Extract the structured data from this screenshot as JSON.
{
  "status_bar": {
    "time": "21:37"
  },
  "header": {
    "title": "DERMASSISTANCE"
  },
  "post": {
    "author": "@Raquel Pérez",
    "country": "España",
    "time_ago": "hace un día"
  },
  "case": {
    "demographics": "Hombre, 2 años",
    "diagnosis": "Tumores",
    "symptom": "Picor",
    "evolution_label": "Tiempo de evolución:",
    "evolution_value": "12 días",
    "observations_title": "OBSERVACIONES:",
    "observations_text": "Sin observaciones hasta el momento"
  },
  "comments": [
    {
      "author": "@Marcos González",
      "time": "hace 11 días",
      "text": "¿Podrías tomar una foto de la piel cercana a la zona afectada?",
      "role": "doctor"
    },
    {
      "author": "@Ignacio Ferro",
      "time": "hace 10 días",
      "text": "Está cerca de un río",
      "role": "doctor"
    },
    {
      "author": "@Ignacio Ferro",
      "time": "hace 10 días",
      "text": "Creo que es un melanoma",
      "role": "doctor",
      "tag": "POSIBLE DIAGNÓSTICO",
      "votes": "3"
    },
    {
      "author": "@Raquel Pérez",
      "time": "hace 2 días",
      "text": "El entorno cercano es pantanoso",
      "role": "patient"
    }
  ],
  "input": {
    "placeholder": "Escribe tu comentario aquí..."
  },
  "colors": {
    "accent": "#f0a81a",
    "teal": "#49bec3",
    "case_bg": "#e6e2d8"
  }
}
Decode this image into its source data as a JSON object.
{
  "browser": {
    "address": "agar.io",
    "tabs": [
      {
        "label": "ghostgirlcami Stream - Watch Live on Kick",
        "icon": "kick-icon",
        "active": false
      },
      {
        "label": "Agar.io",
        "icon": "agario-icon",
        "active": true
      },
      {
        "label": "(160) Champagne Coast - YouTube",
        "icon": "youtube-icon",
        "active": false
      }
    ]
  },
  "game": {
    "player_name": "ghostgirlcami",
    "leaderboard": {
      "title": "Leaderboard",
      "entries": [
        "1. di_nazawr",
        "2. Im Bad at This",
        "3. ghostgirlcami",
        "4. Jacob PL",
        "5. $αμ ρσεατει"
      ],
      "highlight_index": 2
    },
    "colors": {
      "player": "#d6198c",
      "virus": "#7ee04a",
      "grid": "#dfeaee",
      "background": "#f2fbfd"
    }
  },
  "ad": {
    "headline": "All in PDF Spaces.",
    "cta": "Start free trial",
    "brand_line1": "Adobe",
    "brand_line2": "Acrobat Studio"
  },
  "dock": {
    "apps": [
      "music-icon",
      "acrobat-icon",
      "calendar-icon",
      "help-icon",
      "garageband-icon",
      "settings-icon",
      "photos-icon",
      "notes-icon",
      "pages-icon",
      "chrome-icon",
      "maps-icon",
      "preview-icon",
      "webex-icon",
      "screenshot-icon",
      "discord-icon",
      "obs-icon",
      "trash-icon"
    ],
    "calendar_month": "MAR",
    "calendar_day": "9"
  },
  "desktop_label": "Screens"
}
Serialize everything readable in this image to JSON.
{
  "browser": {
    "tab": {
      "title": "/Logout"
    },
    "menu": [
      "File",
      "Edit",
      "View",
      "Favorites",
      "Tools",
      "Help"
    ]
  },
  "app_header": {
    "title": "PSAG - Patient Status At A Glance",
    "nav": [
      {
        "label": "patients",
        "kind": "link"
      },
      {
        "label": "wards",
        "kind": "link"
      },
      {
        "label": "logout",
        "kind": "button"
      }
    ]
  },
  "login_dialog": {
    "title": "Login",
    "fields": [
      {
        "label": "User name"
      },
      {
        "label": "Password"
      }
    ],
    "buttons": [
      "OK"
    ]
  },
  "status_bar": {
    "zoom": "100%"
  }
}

_WHAT YOU ARE ASKED TO DO_
What's needed is every line of the listing, transcribed word for word.

_RESULT OF THE TASK_
Extract the structured data from this screenshot as JSON.
{
  "status_bar": {
    "time": "21:37"
  },
  "header": {
    "title": "DERMASSISTANCE"
  },
  "post": {
    "author": "@Raquel Pérez",
    "country": "España",
    "time_ago": "hace un día"
  },
  "case": {
    "demographics": "Hombre, 2 años",
    "diagnosis": "Tumores",
    "symptom": "Picor",
    "evolution_label": "Tiempo de evolución:",
    "evolution_value": "12 días",
    "observations_title": "OBSERVACIONES:",
    "observations_text": "Sin observaciones hasta el momento"
  },
  "comments": [
    {
      "author": "@Marcos González",
      "time": "hace 11 días",
      "text": "¿Podrías tomar una foto de la piel cercana a la zona afectada?",
      "role": "doctor"
    },
    {
      "author": "@Ignacio Ferro",
      "time": "hace 10 días",
      "text": "Está cerca de un río",
      "role": "doctor"
    },
    {
      "author": "@Ignacio Ferro",
      "time": "hace 10 días",
      "text": "Creo que es un melanoma",
      "role": "doctor",
      "tag": "POSIBLE DIAGNÓSTICO",
      "votes": "3"
    },
    {
      "author": "@Raquel Pérez",
      "time": "hace 2 días",
      "text": "El entorno cercano es pantanoso",
      "role": "patient"
    }
  ],
  "input": {
    "placeholder": "Escribe tu comentario aquí..."
  },
  "colors": {
    "accent": "#f0a81a",
    "teal": "#49bec3",
    "case_bg": "#e6e2d8"
  }
}
Decode this image into its source data as a JSON object.
{
  "browser": {
    "address": "agar.io",
    "tabs": [
      {
        "label": "ghostgirlcami Stream - Watch Live on Kick",
        "icon": "kick-icon",
        "active": false
      },
      {
        "label": "Agar.io",
        "icon": "agario-icon",
        "active": true
      },
      {
        "label": "(160) Champagne Coast - YouTube",
        "icon": "youtube-icon",
        "active": false
      }
    ]
  },
  "game": {
    "player_name": "ghostgirlcami",
    "leaderboard": {
      "title": "Leaderboard",
      "entries": [
        "1. di_nazawr",
        "2. Im Bad at This",
        "3. ghostgirlcami",
        "4. Jacob PL",
        "5. $αμ ρσεατει"
      ],
      "highlight_index": 2
    },
    "colors": {
      "player": "#d6198c",
      "virus": "#7ee04a",
      "grid": "#dfeaee",
      "background": "#f2fbfd"
    }
  },
  "ad": {
    "headline": "All in PDF Spaces.",
    "cta": "Start free trial",
    "brand_line1": "Adobe",
    "brand_line2": "Acrobat Studio"
  },
  "dock": {
    "apps": [
      "music-icon",
      "acrobat-icon",
      "calendar-icon",
      "help-icon",
      "garageband-icon",
      "settings-icon",
      "photos-icon",
      "notes-icon",
      "pages-icon",
      "chrome-icon",
      "maps-icon",
      "preview-icon",
      "webex-icon",
      "screenshot-icon",
      "discord-icon",
      "obs-icon",
      "trash-icon"
    ],
    "calendar_month": "MAR",
    "calendar_day": "9"
  },
  "desktop_label": "Screens"
}
Serialize everything readable in this image to JSON.
{
  "browser": {
    "tab": {
      "title": "/Logout"
    },
    "menu": [
      "File",
      "Edit",
      "View",
      "Favorites",
      "Tools",
      "Help"
    ]
  },
  "app_header": {
    "title": "PSAG - Patient Status At A Glance",
    "nav": [
      {
        "label": "patients",
        "kind": "link"
      },
      {
        "label": "wards",
        "kind": "link"
      },
      {
        "label": "logout",
        "kind": "button"
      }
    ]
  },
  "login_dialog": {
    "title": "Login",
    "fields": [
      {
        "label": "User name"
      },
      {
        "label": "Password"
      }
    ],
    "buttons": [
      "OK"
    ]
  },
  "status_bar": {
    "zoom": "100%"
  }
}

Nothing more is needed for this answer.